== 元の文書 ==
= = = =
矢坂正弘氏 |
直接作用型経口抗凝固薬(DOAC)は,優れた抗凝固作用と安全性を示すが,出血時の中和剤がないことが課題とされてきた。DOACの1つであるダビガトランを製造販売する日本ベーリンガーインゲルハイム株式会社は,ダビガトランの開発中から並行してその中和剤の開発を進めてきた。2015年には,米国,欧州において,世界で初めてとなるDOAC中和剤の製造販売を開始し,2016年9月には日本における製造販売承認を取得した。2016年11月15日,その発売記者説明会が開かれ,国立病院機構九州医療センター脳血管センターの矢坂正弘氏が「DOACに対する世界初の中和剤と抗凝固療法の現在」と題して講演を行った。ここではその内容をまとめた。
■心原性脳塞栓症に対する抗凝固療法の重要性
心房細動がリスク因子となる心原性脳塞栓症は,ひとたび発症すると症状が重篤で予後も不良である。現在脳卒中に対しては血栓溶解療法や血管内治療が行われるが,心原性脳塞栓症では強い虚血や脳内出血が起こる場合があり,治療が困難な例も少なくない。脳卒中の病型別の5年生存率を時代ごとに比較した久山町研究のデータでは,時代が進むに従いラクナ梗塞,アテローム血栓性脳梗塞では改善がみられるのに対し,心原性脳梗塞症の生存率はほとんど変化していない1)。心原性脳塞栓症は,医療技術が進んでもいかに救命の難しい疾患であるかを表しているといえよう。そこで重要となるのが抗凝固療法による予防である。
心房細動患者において,抗凝固療法を行わない場合の脳梗塞発症率が年率4.5%であるのに対し,ワルファリンを導入した場合の発症率は1.4%,その抑制率は約70%と報告されている。しかし,ワルファリンは食物や他の薬剤との広範な相互作用があり,また頻繁な採血検査によるきめ細かな薬剤量の調整が必要となる。さらに,管理が十分であった場合でもしばしば脳や消化管からの大出血が起こる場合があり,使用が難しい薬であるといえる。そこで登場したのが「easy to use」をコンセプトに開発されたDOACである。
■「easy to use」に近づいたDOAC
2011年,最初のDOACとしてダビガトランが発売された。非弁膜症性心房細動患者を対象に,ダビガトラン110mg 1日2回,同150mg 1日2回の有効性,安全性をワルファリンと比較したRE-LY試験では,有効性主要評価項目(脳梗塞/全身性塞栓症)において,ワルファリンに対するダビガトラン110mg 1日2回の非劣性,同150mg 1日2回の優越性が示された。また,安全性主要評価項目の1つである頭蓋内出血の発症率は,ワルファリンにくらべダビガトラン両用量ともに有意に少ないことが示された2)。さらに,アジア人と非アジア人とで出血性脳卒中の発症率を比較すると,アジア人のワルファリン群では非アジア人にくらべ2倍以上であったが,ダビガトラン群ではその差が小さかった3)。つまり,日本人は出血事象が少ないというDOACの恩恵を大きく受けられるといえる。加えて,DOACはひとたび出血が起こった場合でも,ワルファリンにくらべ血腫が大きくなりにくい可能性があることが複数の論文で報告されている。ワルファリンにくらべ食物や他の薬剤との相互作用が少なく,効果発現が迅速であり,頻繁な採血が不要といった特徴からも,DOACはワルファリンより一歩前進した薬剤であるといえるだろう。
= = = =
== 提示された資料 ==
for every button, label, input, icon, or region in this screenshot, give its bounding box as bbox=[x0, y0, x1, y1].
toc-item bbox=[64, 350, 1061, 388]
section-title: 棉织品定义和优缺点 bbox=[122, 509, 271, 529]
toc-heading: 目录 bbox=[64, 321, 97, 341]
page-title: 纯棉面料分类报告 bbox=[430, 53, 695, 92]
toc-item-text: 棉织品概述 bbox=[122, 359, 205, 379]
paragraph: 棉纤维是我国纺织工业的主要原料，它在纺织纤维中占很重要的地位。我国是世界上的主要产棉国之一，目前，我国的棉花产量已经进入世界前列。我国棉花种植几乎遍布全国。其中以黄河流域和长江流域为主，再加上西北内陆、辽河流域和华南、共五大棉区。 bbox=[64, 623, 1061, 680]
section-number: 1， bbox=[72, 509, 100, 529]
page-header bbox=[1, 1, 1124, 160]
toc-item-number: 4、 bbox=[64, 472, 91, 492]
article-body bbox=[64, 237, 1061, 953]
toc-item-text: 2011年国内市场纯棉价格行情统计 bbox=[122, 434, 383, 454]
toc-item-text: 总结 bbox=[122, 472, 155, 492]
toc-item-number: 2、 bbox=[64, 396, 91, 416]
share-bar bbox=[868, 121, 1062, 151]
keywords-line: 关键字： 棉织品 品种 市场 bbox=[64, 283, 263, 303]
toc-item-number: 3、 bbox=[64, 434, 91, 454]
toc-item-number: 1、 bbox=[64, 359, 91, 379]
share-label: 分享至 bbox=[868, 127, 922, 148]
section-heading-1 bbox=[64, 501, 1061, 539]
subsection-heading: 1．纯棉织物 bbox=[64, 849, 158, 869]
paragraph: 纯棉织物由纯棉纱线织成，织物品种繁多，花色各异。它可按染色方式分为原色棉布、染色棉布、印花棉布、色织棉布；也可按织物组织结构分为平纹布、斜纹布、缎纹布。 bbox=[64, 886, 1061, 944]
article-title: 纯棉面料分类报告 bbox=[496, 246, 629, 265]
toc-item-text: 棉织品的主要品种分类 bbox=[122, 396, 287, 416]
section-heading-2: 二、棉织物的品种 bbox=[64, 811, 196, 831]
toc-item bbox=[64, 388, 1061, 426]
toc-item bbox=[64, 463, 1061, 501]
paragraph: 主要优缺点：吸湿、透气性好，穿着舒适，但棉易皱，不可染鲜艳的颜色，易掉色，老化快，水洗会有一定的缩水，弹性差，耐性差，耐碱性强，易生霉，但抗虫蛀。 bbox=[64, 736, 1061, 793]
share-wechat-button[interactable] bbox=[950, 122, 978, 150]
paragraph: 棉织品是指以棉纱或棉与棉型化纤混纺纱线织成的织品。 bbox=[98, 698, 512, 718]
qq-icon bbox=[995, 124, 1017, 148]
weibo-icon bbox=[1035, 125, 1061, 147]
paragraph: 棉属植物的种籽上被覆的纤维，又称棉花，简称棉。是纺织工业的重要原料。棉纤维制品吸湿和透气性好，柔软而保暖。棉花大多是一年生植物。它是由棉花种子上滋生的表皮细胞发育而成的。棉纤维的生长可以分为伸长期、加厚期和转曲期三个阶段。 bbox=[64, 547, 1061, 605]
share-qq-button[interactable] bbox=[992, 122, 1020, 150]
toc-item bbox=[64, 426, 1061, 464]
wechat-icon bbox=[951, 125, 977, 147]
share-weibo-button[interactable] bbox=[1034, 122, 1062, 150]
= = = =
== やること ==
[a] 講演記事について、次の問いに答えてください。
(i) DOAC中和剤の日本での製造販売承認を取得したのはいつですか。
(ii) 心房細動患者で抗凝固療法を行わない場合、脳梗塞の発症率は年率何%ですか。
(iii) 最初のDOACとしてダビガトランが発売されたのは何年ですか。
[b] 講演記事の最後の文のあとを引き継いで、続きを書いてください。

== 作業の結果 ==
[a]
(i) 2016年9月
(ii) 年率4.5%
(iii) 2011年

[b]
しかし,出血イベントが少ないとはいえ,DOAC使用中に死に至るほどの大出血が起こる場合もある。そこで,凝固作用を速やかに是正する中和剤が求められてきた。
■中和剤の登場で安全性がより向上
2016年9月,ダビガトランに対する特異的中和剤,イダルシズマブ(商品名「プリズバインド」)の日本における製造販売が承認された。イダルシズマブは,トロンビンに対するダビガトランの結合親和性の約300倍の強さでダビガトランと結合するヒト化モノクローナル抗体である。1バイアル2.5gの製剤を2本,合計5gを静脈内投与する。ダビガトラン使用中に出血を起こした症例,および緊急の侵襲的処置が必要な例を対象に,イダルシズマブの有効性,安全性を検討した国際共同第III相症例集積試験(RE-VERSE AD試験)では,投与直後からダビガトランによる抗凝固作用はほぼ完全になくなり,その効果は24時間持続することが示された。中和剤には,迅速に効く,完全に効く,効果が持続するという3つの要素が求められるところ,イダルシズマブはこれらの要素をすべて満たしているといえる。なお,抗凝固療法は継続が必要であり,可能な場合は再開することが望まれる。イダルシズマブでは投与から24時間後にダビガトランを再投与すると,イダルシズマブを投与しなかった場合と同様のダビガトラン血中濃度が再現されることも示され,イダルシズマブ投与前と同様の作用を期待できることも明らかとなった。
矢坂氏は最後に,中和剤を車のエアーバッグに例えた。「エアーバッグがなくてもほとんどの人は事故に遭わず車を運転することができるが,なかにはエアーバッグがあったために助かる人もいる。中和剤が存在することは,DOACを選択するうえで考慮すべき材料の1つになるだろう」と述べ,講演を締めくくった。
1) Kubo M, et al. Neurology. 2006; 66: 1539-44.
2) Connolly SJ, et al. N Engl J Med. 2009; 361: 1139-51.
3) Hori M, et al. Stroke. 2013; 44: 1891-6.